[Some records]
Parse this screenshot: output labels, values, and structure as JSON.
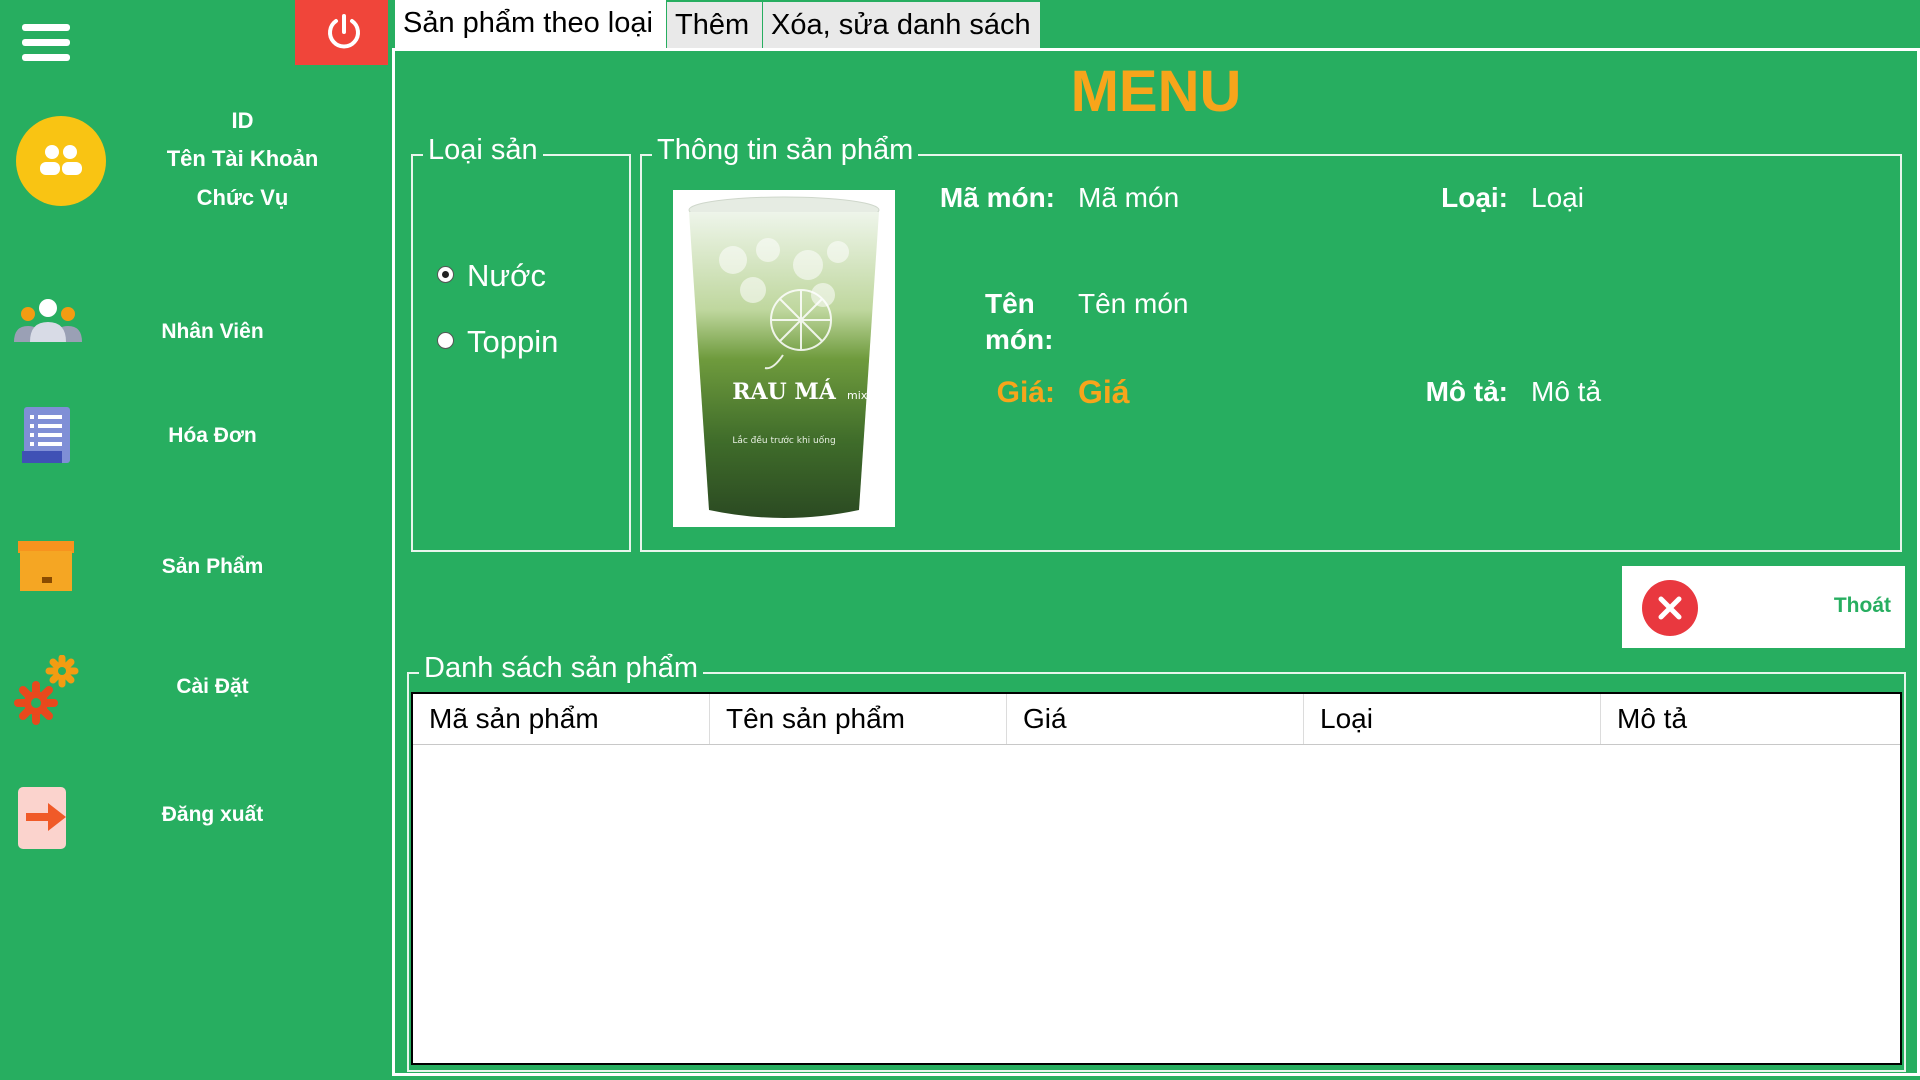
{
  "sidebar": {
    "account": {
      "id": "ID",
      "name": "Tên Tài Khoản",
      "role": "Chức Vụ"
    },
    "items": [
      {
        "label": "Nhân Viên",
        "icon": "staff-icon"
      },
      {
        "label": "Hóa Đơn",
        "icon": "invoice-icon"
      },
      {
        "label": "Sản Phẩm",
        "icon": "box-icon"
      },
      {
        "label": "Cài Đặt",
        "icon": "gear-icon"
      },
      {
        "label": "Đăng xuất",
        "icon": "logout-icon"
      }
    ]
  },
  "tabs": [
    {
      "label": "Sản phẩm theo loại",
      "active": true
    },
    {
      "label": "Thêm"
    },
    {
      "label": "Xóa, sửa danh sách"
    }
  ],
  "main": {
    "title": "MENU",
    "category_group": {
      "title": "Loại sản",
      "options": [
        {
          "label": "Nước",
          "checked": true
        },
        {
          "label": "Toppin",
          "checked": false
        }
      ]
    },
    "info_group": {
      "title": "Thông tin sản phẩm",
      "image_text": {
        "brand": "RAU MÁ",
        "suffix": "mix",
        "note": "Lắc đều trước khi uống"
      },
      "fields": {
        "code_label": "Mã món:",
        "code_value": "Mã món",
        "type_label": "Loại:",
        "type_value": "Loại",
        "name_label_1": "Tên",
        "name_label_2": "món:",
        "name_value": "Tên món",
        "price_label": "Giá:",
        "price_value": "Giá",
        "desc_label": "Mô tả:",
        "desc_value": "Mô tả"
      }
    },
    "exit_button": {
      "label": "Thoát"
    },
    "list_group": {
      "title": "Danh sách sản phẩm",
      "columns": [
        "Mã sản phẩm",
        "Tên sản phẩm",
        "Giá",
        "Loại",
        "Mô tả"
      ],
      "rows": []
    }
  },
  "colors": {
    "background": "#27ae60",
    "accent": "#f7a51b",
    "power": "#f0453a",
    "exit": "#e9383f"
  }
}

--

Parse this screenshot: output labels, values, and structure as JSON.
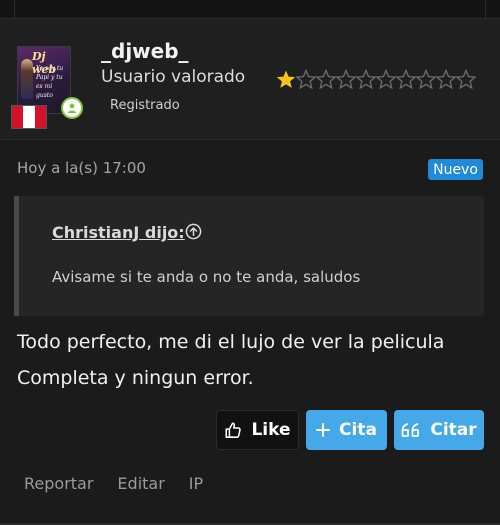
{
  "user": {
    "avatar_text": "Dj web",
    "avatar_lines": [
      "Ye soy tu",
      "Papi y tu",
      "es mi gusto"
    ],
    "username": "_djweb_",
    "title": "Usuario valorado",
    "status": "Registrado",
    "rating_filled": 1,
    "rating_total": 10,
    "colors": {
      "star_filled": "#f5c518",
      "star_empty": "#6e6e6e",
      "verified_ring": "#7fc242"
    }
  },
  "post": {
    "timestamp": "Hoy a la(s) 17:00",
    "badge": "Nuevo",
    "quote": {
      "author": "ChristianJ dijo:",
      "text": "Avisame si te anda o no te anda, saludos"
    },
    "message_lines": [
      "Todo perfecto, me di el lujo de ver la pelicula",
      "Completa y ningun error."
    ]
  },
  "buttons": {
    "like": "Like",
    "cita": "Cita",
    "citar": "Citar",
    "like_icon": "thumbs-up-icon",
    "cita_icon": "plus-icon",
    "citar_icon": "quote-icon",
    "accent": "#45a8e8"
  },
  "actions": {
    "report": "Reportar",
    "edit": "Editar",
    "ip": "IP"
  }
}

==

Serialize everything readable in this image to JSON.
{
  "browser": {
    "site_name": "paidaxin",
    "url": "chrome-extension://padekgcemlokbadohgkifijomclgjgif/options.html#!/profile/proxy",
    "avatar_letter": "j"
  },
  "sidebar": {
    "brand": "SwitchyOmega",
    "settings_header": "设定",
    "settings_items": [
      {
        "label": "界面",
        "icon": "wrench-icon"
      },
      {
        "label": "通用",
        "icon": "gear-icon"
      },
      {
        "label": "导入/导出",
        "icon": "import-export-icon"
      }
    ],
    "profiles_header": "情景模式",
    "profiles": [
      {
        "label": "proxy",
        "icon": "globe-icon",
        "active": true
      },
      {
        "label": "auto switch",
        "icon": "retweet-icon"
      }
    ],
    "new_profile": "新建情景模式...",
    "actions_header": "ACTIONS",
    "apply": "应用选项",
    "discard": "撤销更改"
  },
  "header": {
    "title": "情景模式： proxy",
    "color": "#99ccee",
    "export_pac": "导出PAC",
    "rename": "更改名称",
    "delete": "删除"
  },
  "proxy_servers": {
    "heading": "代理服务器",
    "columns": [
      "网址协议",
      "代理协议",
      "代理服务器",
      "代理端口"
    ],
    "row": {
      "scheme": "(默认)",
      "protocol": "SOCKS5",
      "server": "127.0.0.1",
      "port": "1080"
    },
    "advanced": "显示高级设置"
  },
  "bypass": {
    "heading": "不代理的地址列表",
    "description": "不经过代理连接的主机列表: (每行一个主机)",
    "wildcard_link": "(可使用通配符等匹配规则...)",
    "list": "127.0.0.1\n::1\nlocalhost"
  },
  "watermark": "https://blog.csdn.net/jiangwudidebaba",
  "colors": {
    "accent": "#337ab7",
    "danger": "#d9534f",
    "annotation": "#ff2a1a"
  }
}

■ EXERCISE REQUIREMENTS
Scan the records above for the string "title", then report every line that contains it.

■ THE REPLY
    "title": "MENU",
      "title": "Loại sản",
      "title": "Thông tin sản phẩm",
      "title": "Danh sách sản phẩm",
    "title": "Usuario valorado",
    "title": "情景模式： proxy",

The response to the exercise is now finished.